EXERCISE AIM:
Could you reproduce the listing from the line containing "wire C4 A into" through the line containing "ignition bus wire <box>326 81 1865 86</box>", swapping "dashed box" for "dotted box" and leaving everything else as it is?

INFORMATION SUPPLIED:
— BEGIN —
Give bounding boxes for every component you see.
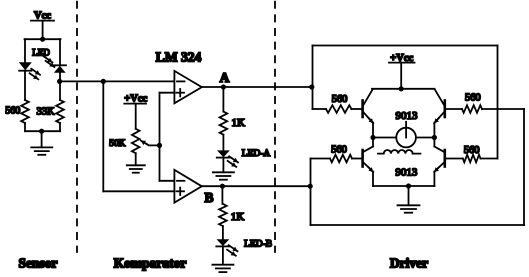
svg-text:560: 560 bbox=[5, 105, 20, 116]
transistor Q2 9013 (top-right) bbox=[434, 90, 445, 138]
power Vcc (sensor supply) bbox=[31, 10, 54, 39]
node (motor left rail) bbox=[370, 135, 375, 140]
wire (LED-B to ground) bbox=[222, 246, 224, 264]
label LM 324 bbox=[156, 50, 202, 65]
label 9013 (upper pair) bbox=[396, 110, 419, 122]
wire (driver outer top rail) bbox=[313, 45, 498, 47]
photodiode D2 (infrared detector) bbox=[44, 56, 66, 72]
transistor Q4 9013 (bottom-right) bbox=[434, 138, 445, 187]
potentiometer 50K (threshold adjust) bbox=[109, 129, 159, 153]
svg-text:9013: 9013 bbox=[395, 166, 418, 178]
ground (potentiometer) bbox=[127, 165, 145, 172]
wire (left branch to LED anode) bbox=[24, 39, 26, 62]
separator dashed line (Komparator | Driver) bbox=[274, 2, 276, 252]
node (input branch junction) bbox=[101, 79, 106, 84]
wire (sensor bottom rail) bbox=[25, 130, 60, 132]
wire (photodiode to divider node) bbox=[59, 73, 61, 100]
svg-text:LED-A: LED-A bbox=[242, 149, 271, 159]
svg-text:560: 560 bbox=[332, 94, 348, 105]
resistor 560 (sensor LED current limit) bbox=[5, 100, 29, 123]
wire (driver right vertical) bbox=[497, 46, 499, 159]
svg-text:LM 324: LM 324 bbox=[156, 50, 202, 65]
svg-text:A: A bbox=[220, 70, 230, 85]
svg-text:Sensor: Sensor bbox=[18, 255, 57, 270]
svg-text:560: 560 bbox=[465, 93, 481, 104]
svg-text:33K: 33K bbox=[37, 107, 56, 118]
node (photodiode / 33K divider) bbox=[57, 79, 62, 84]
wire (jog to outer right rail) bbox=[498, 108, 525, 110]
wire (driver outer bottom rail) bbox=[311, 224, 525, 226]
LED-A (indicator) bbox=[217, 150, 238, 167]
ground (LED-A) bbox=[213, 172, 234, 179]
wire (sensor node to op-amp A inverting input) bbox=[60, 80, 175, 82]
ground (driver) bbox=[398, 205, 420, 212]
node (sensor ground junction) bbox=[39, 129, 44, 134]
wire (op-amp B inverting stub) bbox=[160, 180, 175, 182]
transistor Q3 9013 (bottom-left) bbox=[363, 138, 374, 187]
svg-text:Driver: Driver bbox=[390, 255, 428, 270]
op-amp U1A (comparator A) bbox=[174, 71, 201, 103]
resistor 1K (LED-B current limit) bbox=[219, 204, 244, 226]
svg-text:560: 560 bbox=[331, 145, 347, 156]
wire (node A down to 1K) bbox=[222, 87, 224, 112]
label LED bbox=[32, 48, 50, 58]
svg-text:50K: 50K bbox=[109, 139, 126, 149]
svg-text:LED: LED bbox=[32, 48, 50, 58]
separator dashed line (Sensor | Komparator) bbox=[76, 2, 78, 252]
node (A output to driver junction) bbox=[309, 84, 314, 89]
power +Vcc (potentiometer supply) bbox=[124, 93, 147, 128]
wire (driver inner bottom rail) bbox=[373, 185, 434, 187]
wire (outer right rail down) bbox=[523, 109, 525, 225]
label LED-A bbox=[242, 149, 271, 159]
transistor Q1 9013 (top-left) bbox=[363, 90, 374, 138]
svg-text:LED-B: LED-B bbox=[244, 240, 272, 250]
motor M1 (DC motor) bbox=[396, 122, 416, 148]
svg-text:B: B bbox=[204, 190, 213, 205]
wire (node B down to 1K) bbox=[221, 186, 223, 204]
section label Driver bbox=[390, 255, 428, 270]
LED D1 (infrared emitter) bbox=[19, 62, 40, 79]
wire (to driver ground) bbox=[408, 186, 410, 205]
wire (B junction vertical) bbox=[310, 159, 312, 226]
wire (LED-A to ground) bbox=[222, 158, 224, 173]
wire (op-amp A non-inverting stub) bbox=[160, 92, 175, 94]
wire (right branch bottom) bbox=[59, 123, 61, 131]
wire (motor to right rail) bbox=[416, 137, 435, 139]
node (motor right rail) bbox=[432, 135, 437, 140]
ground (LED-B) bbox=[212, 265, 233, 272]
ground (sensor) bbox=[31, 147, 52, 154]
wire (A junction vertical) bbox=[312, 46, 314, 110]
wire (potentiometer to ground) bbox=[135, 153, 137, 165]
wire (reference rail from potentiometer wiper) bbox=[159, 93, 161, 181]
svg-text:560: 560 bbox=[464, 145, 480, 156]
node A (comparator A output) bbox=[220, 70, 230, 90]
svg-text:9013: 9013 bbox=[396, 110, 419, 122]
svg-text:1K: 1K bbox=[231, 211, 245, 223]
resistor 560 (Q1 base, top-left) bbox=[313, 94, 362, 113]
node (B output to driver junction) bbox=[308, 184, 313, 189]
resistor 33K (photodiode load) bbox=[37, 100, 64, 123]
wire (op-amp A output row) bbox=[202, 86, 313, 88]
label 9013 (lower pair) bbox=[395, 166, 418, 178]
power +Vcc (driver supply) bbox=[389, 53, 415, 89]
resistor 560 (Q3 base, bottom-left) bbox=[311, 145, 362, 163]
wire (LED cathode to resistor) bbox=[24, 71, 26, 100]
node (emitter junction to ground) bbox=[406, 183, 411, 188]
op-amp U1B (comparator B) bbox=[174, 170, 201, 203]
wire (driver inner top rail) bbox=[372, 88, 435, 90]
wire (sensor top rail) bbox=[25, 38, 61, 40]
node (wiper junction) bbox=[157, 143, 162, 148]
wire (op-amp B output row) bbox=[202, 185, 311, 187]
wire (to sensor ground) bbox=[41, 131, 43, 147]
node (+Vcc tap on inner rail) bbox=[399, 86, 404, 91]
node B (comparator B output) bbox=[204, 184, 225, 205]
wire (1K to LED-B) bbox=[222, 226, 224, 239]
wire (left branch bottom) bbox=[24, 123, 26, 131]
wire (left rail to motor) bbox=[373, 137, 396, 139]
wire (branch down to op-amp B non-inverting input) bbox=[103, 81, 174, 191]
label LED-B bbox=[244, 240, 272, 250]
node (Vcc tap junction) bbox=[40, 37, 45, 42]
wire (right branch to photodiode) bbox=[59, 39, 61, 65]
resistor 560 (Q2 base, top-right) bbox=[446, 93, 498, 113]
section label Sensor bbox=[18, 255, 57, 270]
LED-B (indicator) bbox=[216, 239, 237, 256]
svg-text:Komparator: Komparator bbox=[114, 255, 187, 270]
wire (1K to LED-A) bbox=[222, 135, 224, 151]
resistor 560 (Q4 base, bottom-right) bbox=[446, 145, 498, 162]
inductor (motor winding) bbox=[378, 150, 420, 154]
resistor 1K (LED-A current limit) bbox=[220, 112, 245, 135]
svg-text:1K: 1K bbox=[232, 117, 246, 129]
section label Komparator bbox=[114, 255, 187, 270]
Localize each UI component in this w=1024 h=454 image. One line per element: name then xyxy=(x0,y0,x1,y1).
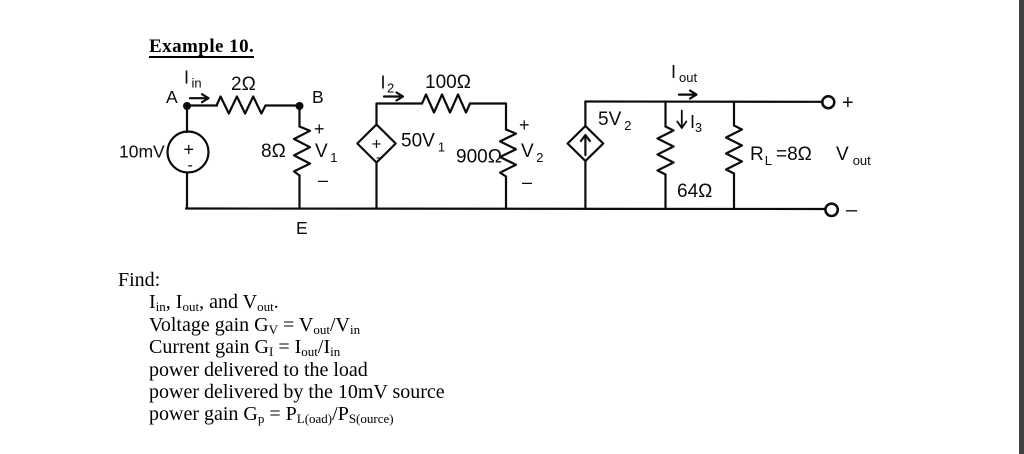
svg-text:-: - xyxy=(376,149,381,165)
terminal plus output circle xyxy=(822,96,834,108)
svg-text:B: B xyxy=(312,87,324,107)
svg-text:-: - xyxy=(188,157,193,174)
node B junction dot xyxy=(296,102,304,110)
svg-text:100Ω: 100Ω xyxy=(425,72,471,93)
svg-text:5V2: 5V2 xyxy=(598,109,631,133)
wire 5V2 bottom lead to bus xyxy=(584,161,586,209)
svg-text:V2: V2 xyxy=(521,141,543,165)
svg-text:–: – xyxy=(318,170,328,190)
arrow I2 xyxy=(384,95,401,97)
resistor 100ohm xyxy=(422,95,470,113)
wire 5V2 source top lead xyxy=(584,102,586,127)
arrow I3 downward xyxy=(677,111,686,129)
wire dependent source 50V1 top lead xyxy=(377,104,423,125)
resistor 900ohm xyxy=(500,130,516,177)
arrow Iin xyxy=(190,97,207,99)
wire node B down to 8-ohm resistor xyxy=(298,106,300,127)
svg-text:RL=8Ω: RL=8Ω xyxy=(750,144,812,168)
svg-text:+: + xyxy=(519,115,530,135)
wire 100-ohm resistor to 900-ohm branch corner xyxy=(470,104,506,130)
svg-text:+: + xyxy=(314,119,325,139)
wire 2-ohm resistor to node B xyxy=(266,104,300,106)
terminal minus output circle xyxy=(825,204,837,216)
dependent current source 5V2 diamond xyxy=(568,126,604,161)
svg-text:10mV: 10mV xyxy=(119,142,165,162)
svg-text:+: + xyxy=(842,92,854,114)
top output wire from 5V2 to plus terminal xyxy=(585,100,822,103)
svg-text:8Ω: 8Ω xyxy=(261,141,286,162)
dependent voltage source 50V1 diamond xyxy=(357,125,395,163)
voltage source Vs 10mV circle xyxy=(168,132,209,173)
wire RL branch top xyxy=(733,102,735,126)
arrow Iout xyxy=(679,93,695,95)
wire 8-ohm resistor to node E on bus xyxy=(298,176,300,209)
wire 50V1 bottom lead to bus xyxy=(375,163,377,209)
svg-text:64Ω: 64Ω xyxy=(677,181,712,202)
bottom ground bus wire xyxy=(186,207,825,210)
svg-text:I3: I3 xyxy=(690,112,702,135)
resistor 64ohm xyxy=(658,127,674,175)
title Example 10 xyxy=(149,37,254,58)
resistor RL 8ohm xyxy=(726,126,742,174)
problem statement text block xyxy=(118,269,445,426)
resistor 8ohm xyxy=(294,127,310,176)
node A junction dot xyxy=(183,102,191,110)
wire node A down to source Vs top xyxy=(186,106,188,133)
resistor R 2ohm xyxy=(217,97,266,114)
wire source Vs bottom to ground bus xyxy=(186,173,188,209)
right edge dark scrollbar strip xyxy=(1019,0,1024,454)
svg-text:Iin: Iin xyxy=(184,68,202,91)
wire 64-ohm resistor to bus xyxy=(664,175,666,209)
wire 64-ohm branch top xyxy=(664,102,666,127)
svg-text:Vout: Vout xyxy=(836,144,871,168)
svg-text:E: E xyxy=(296,218,308,238)
svg-text:Iout: Iout xyxy=(671,62,697,85)
wire RL resistor to bus xyxy=(733,174,735,209)
arrow inside 5V2 source xyxy=(584,136,586,156)
svg-text:A: A xyxy=(166,87,178,107)
svg-text:2Ω: 2Ω xyxy=(231,74,256,95)
svg-text:50V1: 50V1 xyxy=(401,131,445,155)
svg-text:–: – xyxy=(846,199,858,221)
svg-text:900Ω: 900Ω xyxy=(456,147,502,168)
svg-text:I2: I2 xyxy=(381,73,395,96)
svg-text:V1: V1 xyxy=(315,141,337,165)
svg-text:–: – xyxy=(522,172,532,192)
wire A to 2-ohm resistor xyxy=(187,104,217,106)
wire 900-ohm resistor to bus xyxy=(505,177,507,209)
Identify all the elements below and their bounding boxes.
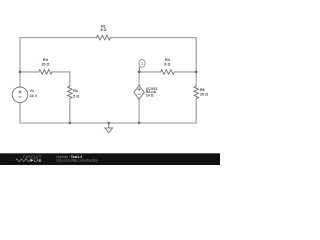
svg-text:R2: R2 xyxy=(73,89,78,93)
svg-text:20 Ω: 20 Ω xyxy=(200,92,208,96)
svg-text:8 Ω: 8 Ω xyxy=(164,63,170,67)
svg-text:http://circuitlab.com/c6ad3kp: http://circuitlab.com/c6ad3kp xyxy=(56,159,98,163)
svg-text:V1: V1 xyxy=(30,89,35,93)
svg-text:8 Ω: 8 Ω xyxy=(100,28,106,32)
svg-text:5 Ω: 5 Ω xyxy=(73,94,79,98)
svg-text:10 Ω: 10 Ω xyxy=(146,93,154,97)
svg-text:24 V: 24 V xyxy=(30,94,38,98)
svg-text:20 Ω: 20 Ω xyxy=(41,63,49,67)
svg-text:LAB: LAB xyxy=(34,158,41,163)
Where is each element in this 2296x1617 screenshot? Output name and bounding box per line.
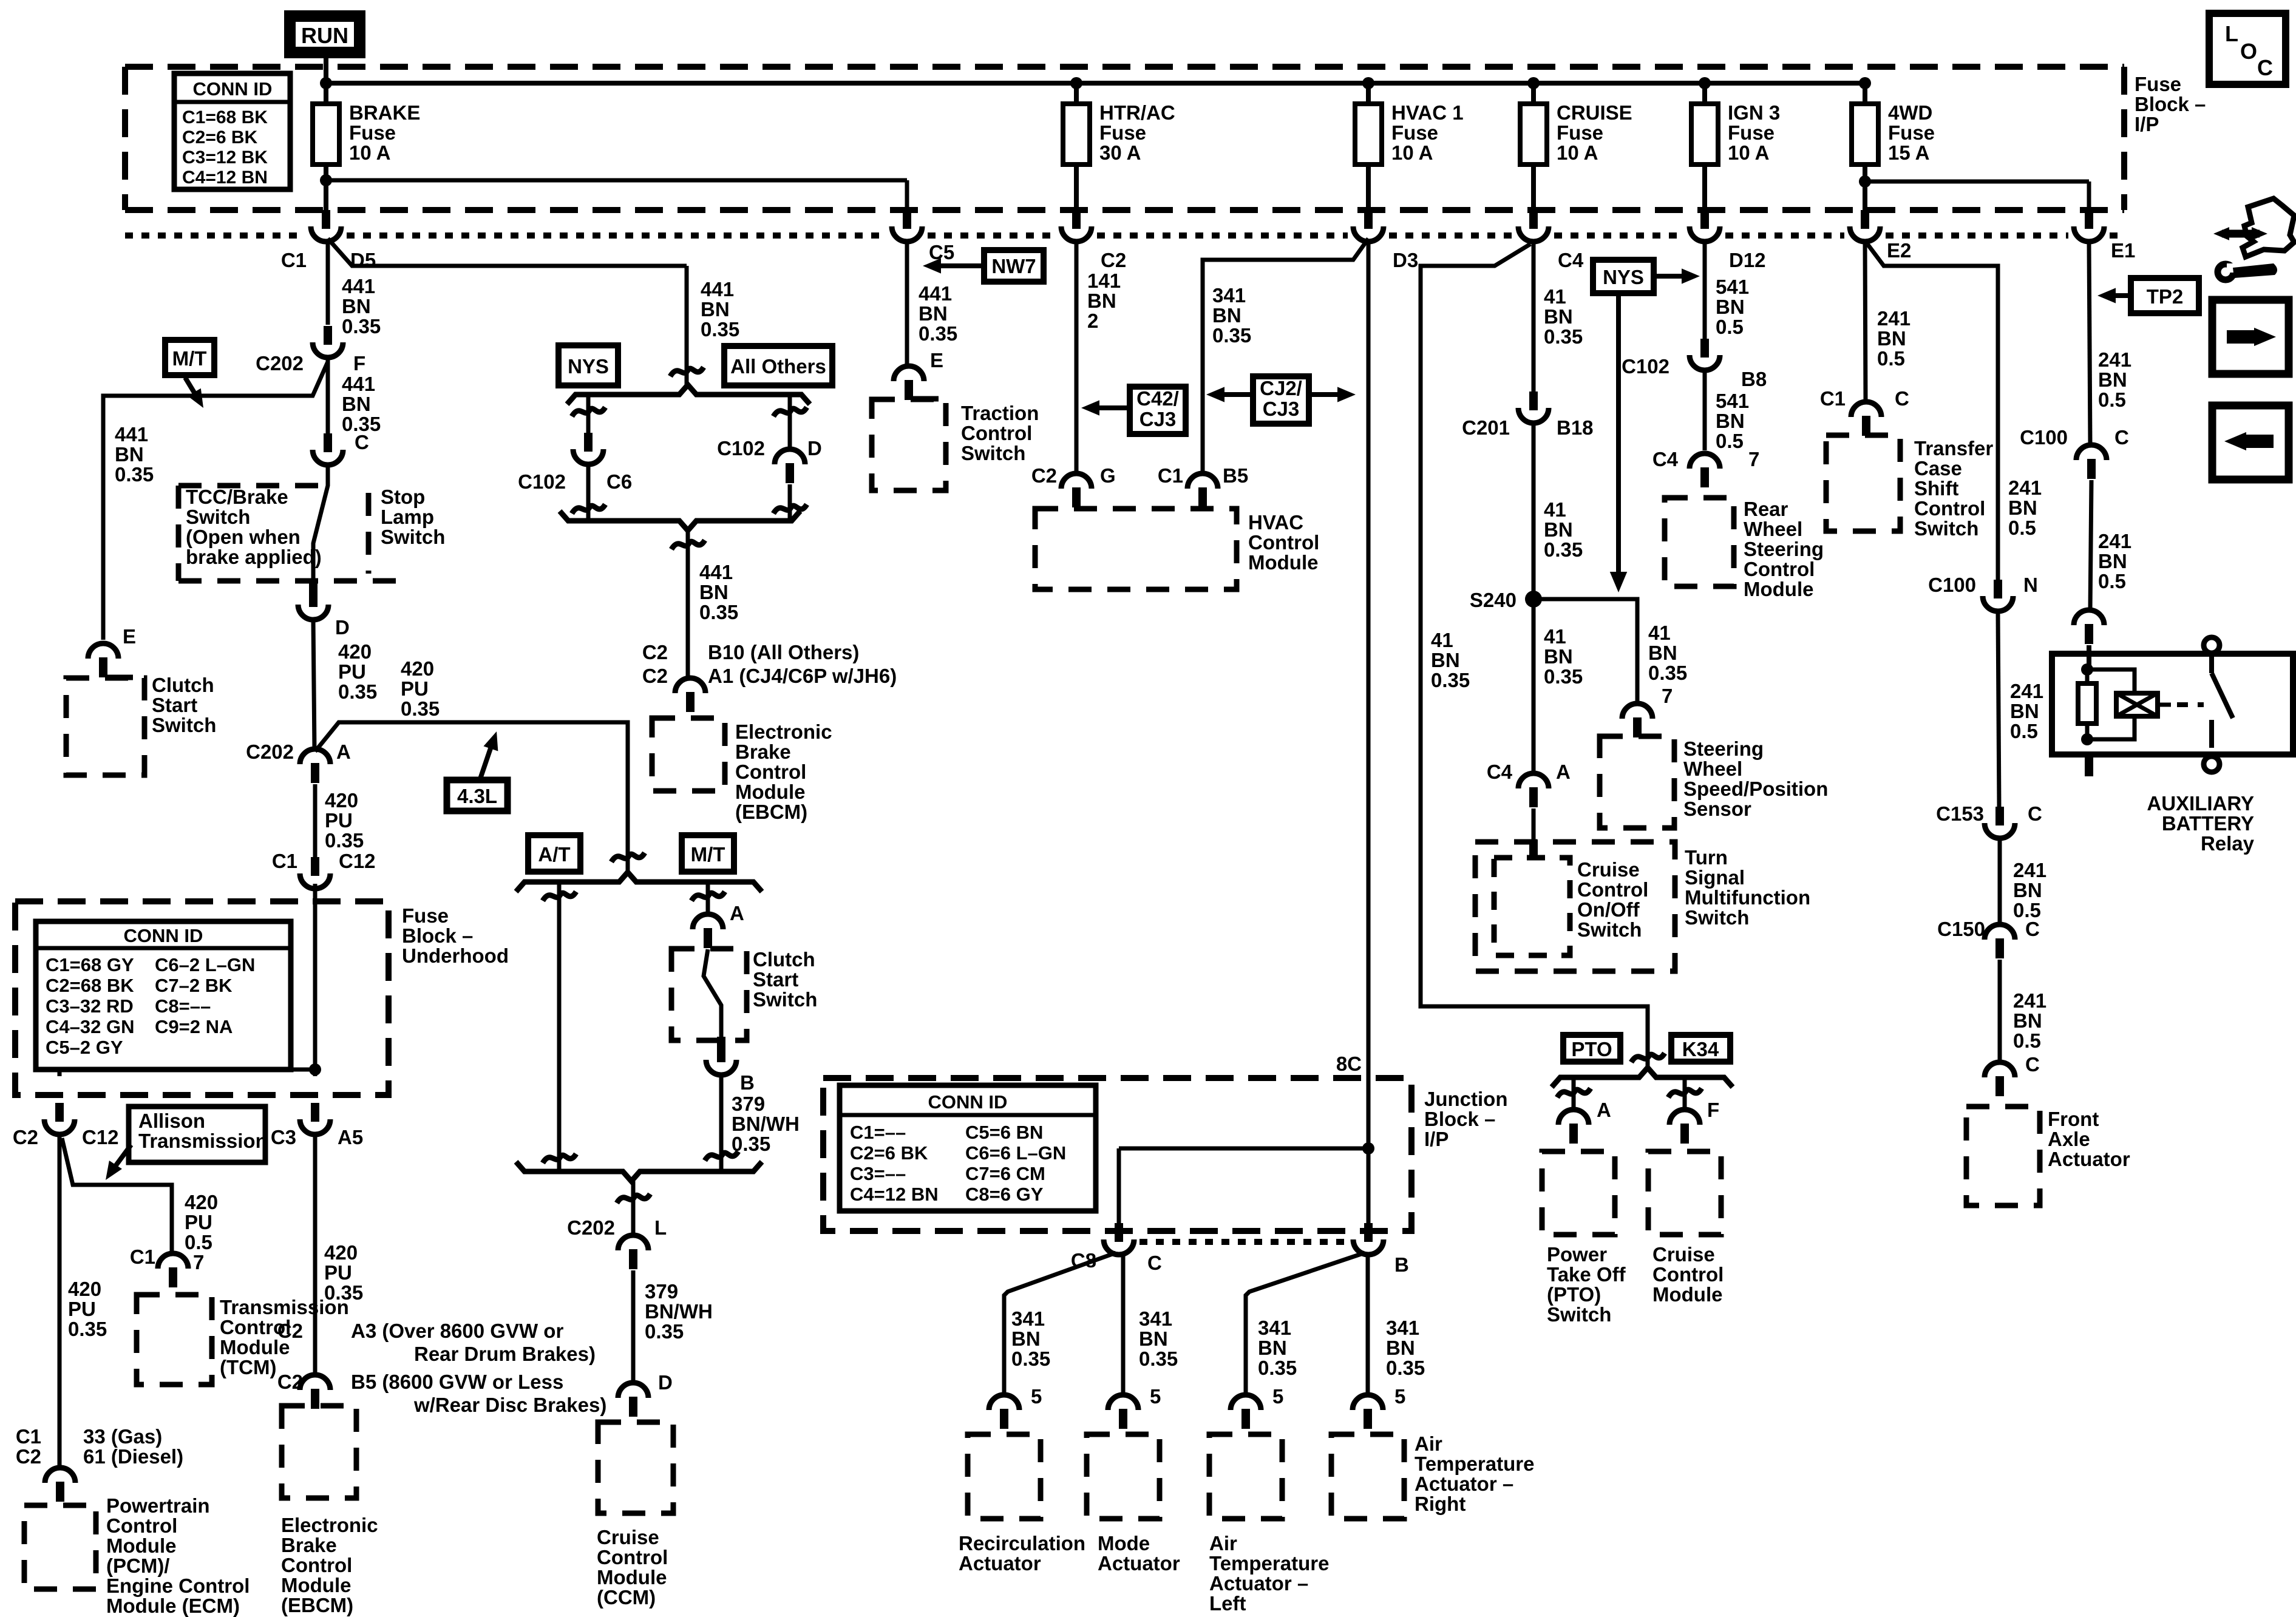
wire C4 A into on/off switch <box>1532 808 1536 841</box>
wire D5 branch to splice <box>328 239 687 266</box>
svg-text:C7–2 BK: C7–2 BK <box>155 975 233 996</box>
svg-text:341: 341 <box>1212 284 1246 307</box>
svg-text:(EBCM): (EBCM) <box>735 801 807 823</box>
wire K34 drop <box>1683 1077 1687 1110</box>
bus junction <box>1362 77 1374 89</box>
connector C201 B18 <box>1529 392 1538 410</box>
svg-text:BN: BN <box>1544 305 1573 328</box>
Air Temperature Actuator Right dashed box <box>1331 1434 1404 1519</box>
ignition bus wire <box>326 81 1865 86</box>
wire C153 to C150 <box>1998 840 2002 925</box>
svg-text:5: 5 <box>1272 1385 1283 1408</box>
svg-text:Rear Drum Brakes): Rear Drum Brakes) <box>414 1343 596 1365</box>
svg-text:BN: BN <box>2010 700 2039 722</box>
svg-text:C: C <box>2025 1053 2040 1076</box>
svg-text:TP2: TP2 <box>2147 285 2184 308</box>
svg-text:Fuse: Fuse <box>1099 121 1146 144</box>
svg-text:BN: BN <box>1431 649 1460 671</box>
svg-text:Electronic: Electronic <box>281 1514 378 1536</box>
svg-text:Brake: Brake <box>735 741 791 763</box>
svg-text:PU: PU <box>68 1298 96 1320</box>
junction block splice <box>1362 1142 1374 1154</box>
svg-text:Steering: Steering <box>1683 737 1764 760</box>
svg-text:0.35: 0.35 <box>1544 325 1583 348</box>
bus junction <box>1699 77 1711 89</box>
svg-text:C8=6 GY: C8=6 GY <box>965 1184 1044 1205</box>
svg-text:41: 41 <box>1544 625 1566 648</box>
svg-text:Cruise: Cruise <box>1652 1243 1715 1266</box>
svg-text:Transmission: Transmission <box>138 1130 268 1152</box>
svg-text:0.5: 0.5 <box>2098 570 2126 592</box>
svg-text:0.35: 0.35 <box>1212 324 1251 347</box>
squiggle All Others drop bottom <box>773 504 807 514</box>
svg-text:Control: Control <box>1577 878 1648 901</box>
svg-text:441: 441 <box>115 423 148 446</box>
svg-text:B10 (All Others): B10 (All Others) <box>708 641 859 663</box>
svg-text:61 (Diesel): 61 (Diesel) <box>83 1445 183 1468</box>
svg-text:C2=6 BK: C2=6 BK <box>850 1142 928 1164</box>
— END —
RESULT OF THE TASK:
wire C4 A into on/off switch <box>1532 808 1536 841</box>
wire D5 branch to splice <box>328 239 687 266</box>
svg-text:C7–2 BK: C7–2 BK <box>155 975 233 996</box>
svg-text:341: 341 <box>1212 284 1246 307</box>
svg-text:(EBCM): (EBCM) <box>735 801 807 823</box>
wire K34 drop <box>1683 1077 1687 1110</box>
bus junction <box>1362 77 1374 89</box>
connector C201 B18 <box>1529 392 1538 410</box>
svg-text:BN: BN <box>1544 305 1573 328</box>
Air Temperature Actuator Right dotted box <box>1331 1434 1404 1519</box>
ignition bus wire <box>326 81 1865 86</box>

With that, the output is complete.